::: RECORDS TO PROCESS :::

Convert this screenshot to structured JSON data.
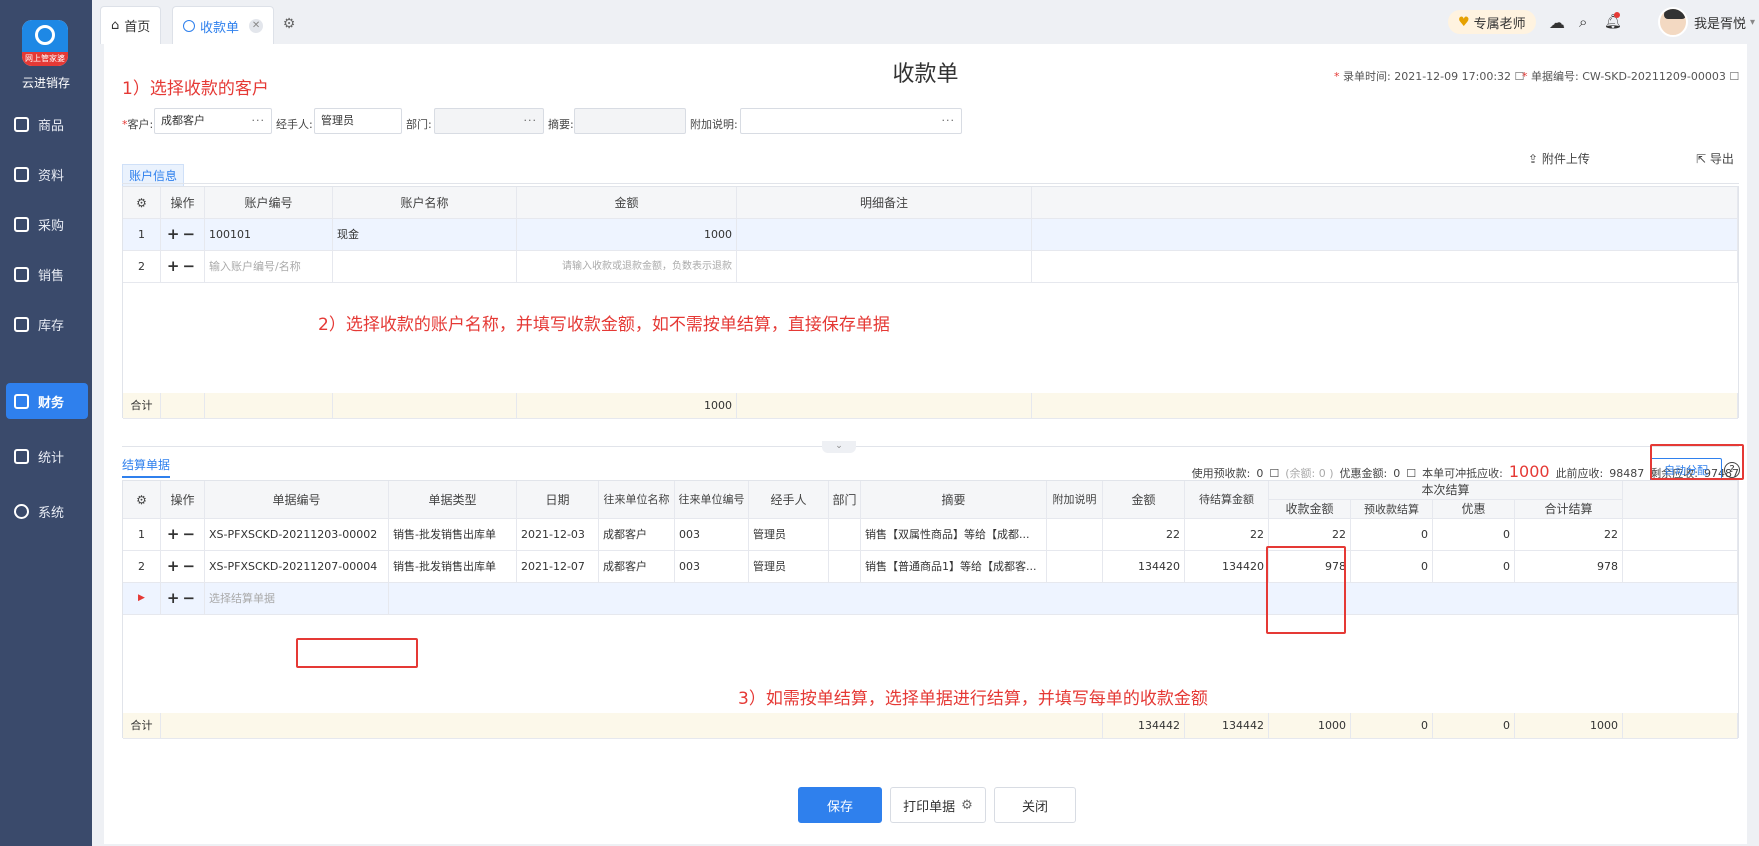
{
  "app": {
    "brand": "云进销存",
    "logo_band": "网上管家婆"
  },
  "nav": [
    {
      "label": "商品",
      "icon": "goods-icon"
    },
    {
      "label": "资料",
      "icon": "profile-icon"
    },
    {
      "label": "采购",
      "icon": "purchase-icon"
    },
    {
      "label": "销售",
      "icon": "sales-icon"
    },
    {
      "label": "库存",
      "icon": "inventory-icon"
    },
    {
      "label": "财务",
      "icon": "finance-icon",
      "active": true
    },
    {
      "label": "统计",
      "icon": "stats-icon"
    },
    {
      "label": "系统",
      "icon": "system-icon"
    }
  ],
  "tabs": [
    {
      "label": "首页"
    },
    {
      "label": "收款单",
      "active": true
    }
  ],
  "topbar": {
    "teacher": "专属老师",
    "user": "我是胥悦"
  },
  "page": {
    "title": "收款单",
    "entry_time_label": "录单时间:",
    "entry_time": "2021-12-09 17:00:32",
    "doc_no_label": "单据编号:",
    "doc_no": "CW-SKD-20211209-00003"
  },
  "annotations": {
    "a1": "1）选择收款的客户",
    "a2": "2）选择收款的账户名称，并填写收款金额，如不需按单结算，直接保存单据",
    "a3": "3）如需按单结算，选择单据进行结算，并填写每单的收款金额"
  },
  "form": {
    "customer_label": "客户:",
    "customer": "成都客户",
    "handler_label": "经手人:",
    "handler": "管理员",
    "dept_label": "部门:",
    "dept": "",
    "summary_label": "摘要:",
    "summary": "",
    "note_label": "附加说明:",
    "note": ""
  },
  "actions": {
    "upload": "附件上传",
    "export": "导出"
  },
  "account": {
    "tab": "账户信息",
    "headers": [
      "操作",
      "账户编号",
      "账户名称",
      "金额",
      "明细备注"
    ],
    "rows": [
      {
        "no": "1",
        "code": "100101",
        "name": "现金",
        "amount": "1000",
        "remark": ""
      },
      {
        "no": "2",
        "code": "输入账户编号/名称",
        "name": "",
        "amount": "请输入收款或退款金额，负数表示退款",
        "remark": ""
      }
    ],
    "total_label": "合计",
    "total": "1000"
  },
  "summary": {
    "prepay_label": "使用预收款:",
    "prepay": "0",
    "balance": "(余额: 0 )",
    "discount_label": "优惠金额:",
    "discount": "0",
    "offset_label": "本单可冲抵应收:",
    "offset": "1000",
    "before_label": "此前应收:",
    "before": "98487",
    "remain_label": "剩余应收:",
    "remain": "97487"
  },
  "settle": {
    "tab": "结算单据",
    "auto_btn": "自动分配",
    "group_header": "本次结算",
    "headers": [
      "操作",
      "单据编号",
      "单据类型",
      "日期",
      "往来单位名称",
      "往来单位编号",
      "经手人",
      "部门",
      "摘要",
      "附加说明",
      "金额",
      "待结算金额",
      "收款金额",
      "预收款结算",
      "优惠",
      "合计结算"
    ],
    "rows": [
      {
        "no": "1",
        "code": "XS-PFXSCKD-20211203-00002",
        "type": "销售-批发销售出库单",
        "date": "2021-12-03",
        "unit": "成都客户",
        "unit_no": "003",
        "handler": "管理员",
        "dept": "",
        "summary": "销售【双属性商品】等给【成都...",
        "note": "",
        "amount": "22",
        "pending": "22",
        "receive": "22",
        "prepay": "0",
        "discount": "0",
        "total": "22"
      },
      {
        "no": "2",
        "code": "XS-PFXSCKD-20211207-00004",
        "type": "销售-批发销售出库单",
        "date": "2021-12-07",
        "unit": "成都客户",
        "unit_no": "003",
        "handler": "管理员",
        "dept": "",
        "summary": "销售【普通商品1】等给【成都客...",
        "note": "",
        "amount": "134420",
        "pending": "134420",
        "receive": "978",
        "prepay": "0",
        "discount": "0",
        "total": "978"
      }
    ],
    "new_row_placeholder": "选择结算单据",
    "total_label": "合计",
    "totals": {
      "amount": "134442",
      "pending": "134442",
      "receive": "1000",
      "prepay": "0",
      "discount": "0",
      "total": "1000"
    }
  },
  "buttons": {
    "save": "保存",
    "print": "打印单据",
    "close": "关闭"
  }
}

:::

EXERCISE BRIEF: The data above needs to be retyped exactly, with the images left out.

COMPLETE ANSWER:
Convert this screenshot to structured JSON data.
{
  "app": {
    "brand": "云进销存",
    "logo_band": "网上管家婆"
  },
  "nav": [
    {
      "label": "商品",
      "icon": "goods-icon"
    },
    {
      "label": "资料",
      "icon": "profile-icon"
    },
    {
      "label": "采购",
      "icon": "purchase-icon"
    },
    {
      "label": "销售",
      "icon": "sales-icon"
    },
    {
      "label": "库存",
      "icon": "inventory-icon"
    },
    {
      "label": "财务",
      "icon": "finance-icon",
      "active": true
    },
    {
      "label": "统计",
      "icon": "stats-icon"
    },
    {
      "label": "系统",
      "icon": "system-icon"
    }
  ],
  "tabs": [
    {
      "label": "首页"
    },
    {
      "label": "收款单",
      "active": true
    }
  ],
  "topbar": {
    "teacher": "专属老师",
    "user": "我是胥悦"
  },
  "page": {
    "title": "收款单",
    "entry_time_label": "录单时间:",
    "entry_time": "2021-12-09 17:00:32",
    "doc_no_label": "单据编号:",
    "doc_no": "CW-SKD-20211209-00003"
  },
  "annotations": {
    "a1": "1）选择收款的客户",
    "a2": "2）选择收款的账户名称，并填写收款金额，如不需按单结算，直接保存单据",
    "a3": "3）如需按单结算，选择单据进行结算，并填写每单的收款金额"
  },
  "form": {
    "customer_label": "客户:",
    "customer": "成都客户",
    "handler_label": "经手人:",
    "handler": "管理员",
    "dept_label": "部门:",
    "dept": "",
    "summary_label": "摘要:",
    "summary": "",
    "note_label": "附加说明:",
    "note": ""
  },
  "actions": {
    "upload": "附件上传",
    "export": "导出"
  },
  "account": {
    "tab": "账户信息",
    "headers": [
      "操作",
      "账户编号",
      "账户名称",
      "金额",
      "明细备注"
    ],
    "rows": [
      {
        "no": "1",
        "code": "100101",
        "name": "现金",
        "amount": "1000",
        "remark": ""
      },
      {
        "no": "2",
        "code": "输入账户编号/名称",
        "name": "",
        "amount": "请输入收款或退款金额，负数表示退款",
        "remark": ""
      }
    ],
    "total_label": "合计",
    "total": "1000"
  },
  "summary": {
    "prepay_label": "使用预收款:",
    "prepay": "0",
    "balance": "(余额: 0 )",
    "discount_label": "优惠金额:",
    "discount": "0",
    "offset_label": "本单可冲抵应收:",
    "offset": "1000",
    "before_label": "此前应收:",
    "before": "98487",
    "remain_label": "剩余应收:",
    "remain": "97487"
  },
  "settle": {
    "tab": "结算单据",
    "auto_btn": "自动分配",
    "group_header": "本次结算",
    "headers": [
      "操作",
      "单据编号",
      "单据类型",
      "日期",
      "往来单位名称",
      "往来单位编号",
      "经手人",
      "部门",
      "摘要",
      "附加说明",
      "金额",
      "待结算金额",
      "收款金额",
      "预收款结算",
      "优惠",
      "合计结算"
    ],
    "rows": [
      {
        "no": "1",
        "code": "XS-PFXSCKD-20211203-00002",
        "type": "销售-批发销售出库单",
        "date": "2021-12-03",
        "unit": "成都客户",
        "unit_no": "003",
        "handler": "管理员",
        "dept": "",
        "summary": "销售【双属性商品】等给【成都...",
        "note": "",
        "amount": "22",
        "pending": "22",
        "receive": "22",
        "prepay": "0",
        "discount": "0",
        "total": "22"
      },
      {
        "no": "2",
        "code": "XS-PFXSCKD-20211207-00004",
        "type": "销售-批发销售出库单",
        "date": "2021-12-07",
        "unit": "成都客户",
        "unit_no": "003",
        "handler": "管理员",
        "dept": "",
        "summary": "销售【普通商品1】等给【成都客...",
        "note": "",
        "amount": "134420",
        "pending": "134420",
        "receive": "978",
        "prepay": "0",
        "discount": "0",
        "total": "978"
      }
    ],
    "new_row_placeholder": "选择结算单据",
    "total_label": "合计",
    "totals": {
      "amount": "134442",
      "pending": "134442",
      "receive": "1000",
      "prepay": "0",
      "discount": "0",
      "total": "1000"
    }
  },
  "buttons": {
    "save": "保存",
    "print": "打印单据",
    "close": "关闭"
  }
}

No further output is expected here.